>>>>

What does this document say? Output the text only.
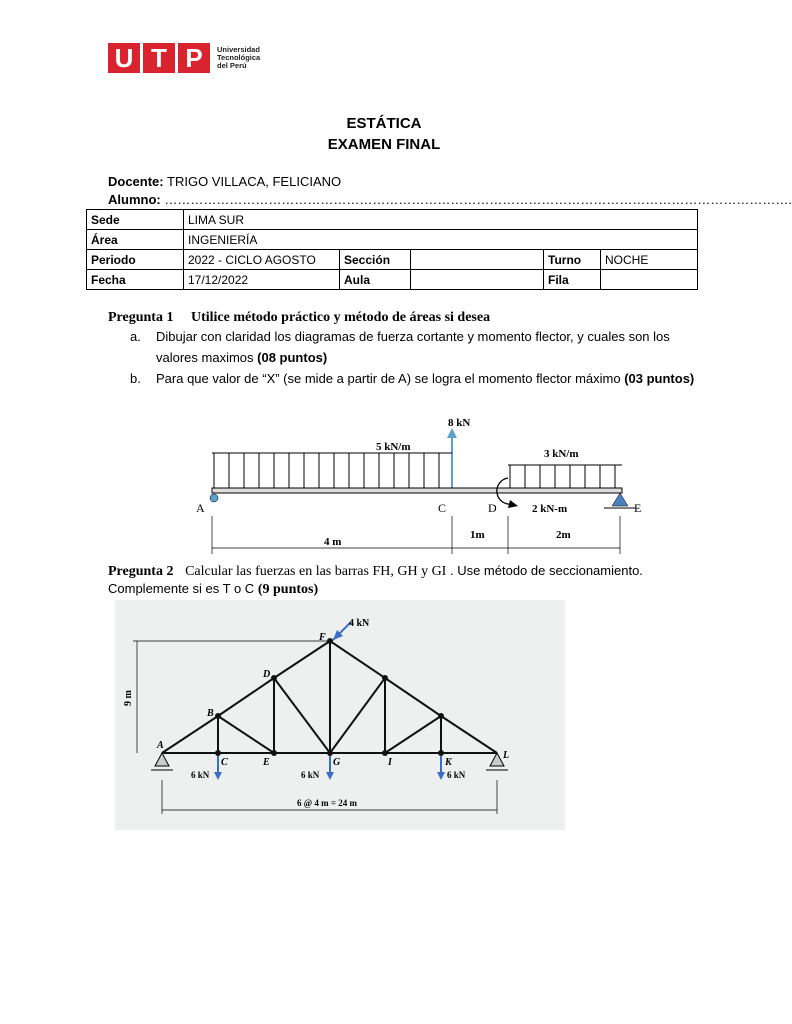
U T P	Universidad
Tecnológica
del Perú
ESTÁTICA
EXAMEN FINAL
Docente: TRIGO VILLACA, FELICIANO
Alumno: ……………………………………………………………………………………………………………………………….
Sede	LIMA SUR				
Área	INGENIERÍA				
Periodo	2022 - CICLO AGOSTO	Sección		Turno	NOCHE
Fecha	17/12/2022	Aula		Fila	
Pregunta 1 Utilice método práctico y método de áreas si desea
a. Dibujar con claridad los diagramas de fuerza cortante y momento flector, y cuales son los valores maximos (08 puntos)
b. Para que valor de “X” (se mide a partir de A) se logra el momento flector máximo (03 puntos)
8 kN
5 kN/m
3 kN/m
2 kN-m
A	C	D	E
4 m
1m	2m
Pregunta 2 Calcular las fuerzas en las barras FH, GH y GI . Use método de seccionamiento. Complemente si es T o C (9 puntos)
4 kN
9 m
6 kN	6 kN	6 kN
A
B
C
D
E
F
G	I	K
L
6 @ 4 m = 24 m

<<<<

Extract all lines containing the word "Pregunta".

EXERCISE RESPONSE:
Pregunta 1 Utilice método práctico y método de áreas si desea
Pregunta 2 Calcular las fuerzas en las barras FH, GH y GI . Use método de seccionamiento. Complemente si es T o C (9 puntos)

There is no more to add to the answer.